PROVIDED RECORDS
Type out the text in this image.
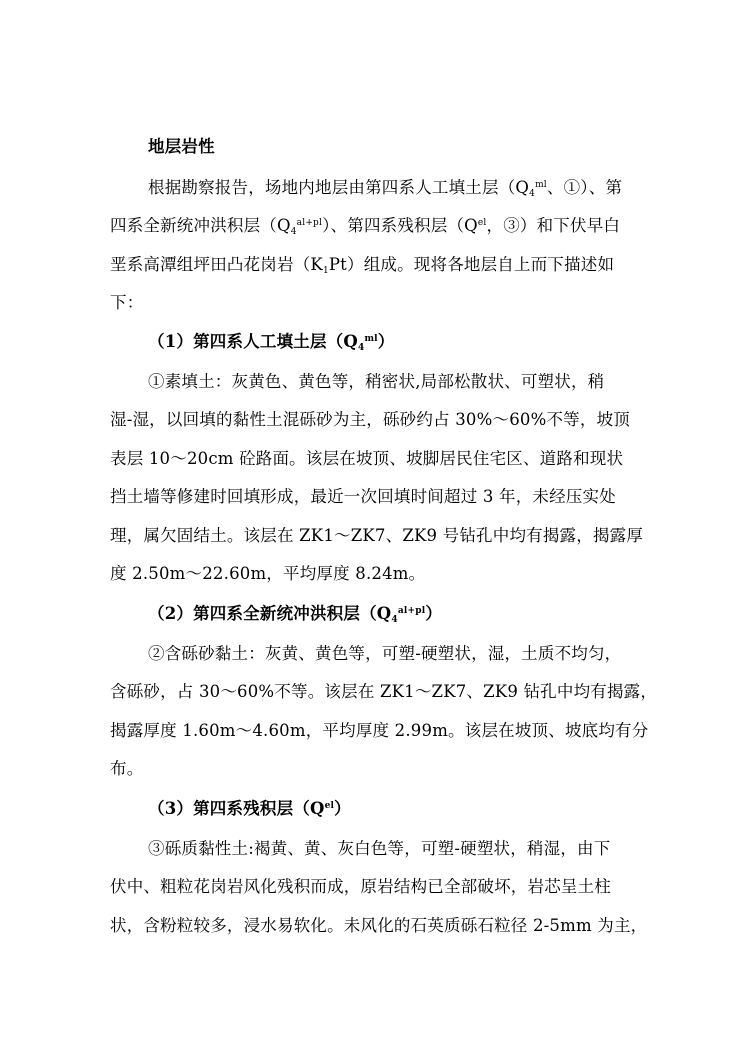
地层岩性
根据勘察报告，场地内地层由第四系人工填土层（$Q_4^{ml}$、①）、第
四系全新统冲洪积层$(Q_4^{al+pl})$、第四系残积层（$Q^{el}$，③）和下伏早白
垩系高潭组坪田凸花岗岩$(K_1Pt)$组成。现将各地层自上而下描述如
下：
（1）第四系人工填土层$(Q_4^{ml})$
①素填土：灰黄色、黄色等，稍密状,局部松散状、可塑状，稍
湿-湿，以回填的黏性土混砾砂为主，砾砂约占 30%～60%不等，坡顶
表层 10～20cm 砼路面。该层在坡顶、坡脚居民住宅区、道路和现状
挡土墙等修建时回填形成，最近一次回填时间超过 3 年，未经压实处
理，属欠固结土。该层在 ZK1～ZK7、ZK9 号钻孔中均有揭露，揭露厚
度 2.50m～22.60m，平均厚度 8.24m。
（2）第四系全新统冲洪积层$(Q_4^{al+pl})$
②含砾砂黏土：灰黄、黄色等，可塑-硬塑状，湿，土质不均匀，
含砾砂，占 30～60%不等。该层在 ZK1～ZK7、ZK9 钻孔中均有揭露，
揭露厚度 1.60m～4.60m，平均厚度 2.99m。该层在坡顶、坡底均有分
布。
（3）第四系残积层$(Q^{el})$
③砾质黏性土:褐黄、黄、灰白色等，可塑-硬塑状，稍湿，由下
伏中、粗粒花岗岩风化残积而成，原岩结构已全部破坏，岩芯呈土柱
状，含粉粒较多，浸水易软化。未风化的石英质砾石粒径 2-5mm 为主，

TASK PROMPT
Pictures stay out; repeat all the rest of the records exactly.

FINISHED TASK
Type out the text in this image.
地层岩性
根据勘察报告，场地内地层由第四系人工填土层（$Q_4^{ml}$、①）、第
四系全新统冲洪积层$(Q_4^{al+pl})$、第四系残积层（$Q^{el}$，③）和下伏早白
垩系高潭组坪田凸花岗岩$(K_1Pt)$组成。现将各地层自上而下描述如
下：
（1）第四系人工填土层$(Q_4^{ml})$
①素填土：灰黄色、黄色等，稍密状,局部松散状、可塑状，稍
湿-湿，以回填的黏性土混砾砂为主，砾砂约占 30%～60%不等，坡顶
表层 10～20cm 砼路面。该层在坡顶、坡脚居民住宅区、道路和现状
挡土墙等修建时回填形成，最近一次回填时间超过 3 年，未经压实处
理，属欠固结土。该层在 ZK1～ZK7、ZK9 号钻孔中均有揭露，揭露厚
度 2.50m～22.60m，平均厚度 8.24m。
（2）第四系全新统冲洪积层$(Q_4^{al+pl})$
②含砾砂黏土：灰黄、黄色等，可塑-硬塑状，湿，土质不均匀，
含砾砂，占 30～60%不等。该层在 ZK1～ZK7、ZK9 钻孔中均有揭露，
揭露厚度 1.60m～4.60m，平均厚度 2.99m。该层在坡顶、坡底均有分
布。
（3）第四系残积层$(Q^{el})$
③砾质黏性土:褐黄、黄、灰白色等，可塑-硬塑状，稍湿，由下
伏中、粗粒花岗岩风化残积而成，原岩结构已全部破坏，岩芯呈土柱
状，含粉粒较多，浸水易软化。未风化的石英质砾石粒径 2-5mm 为主，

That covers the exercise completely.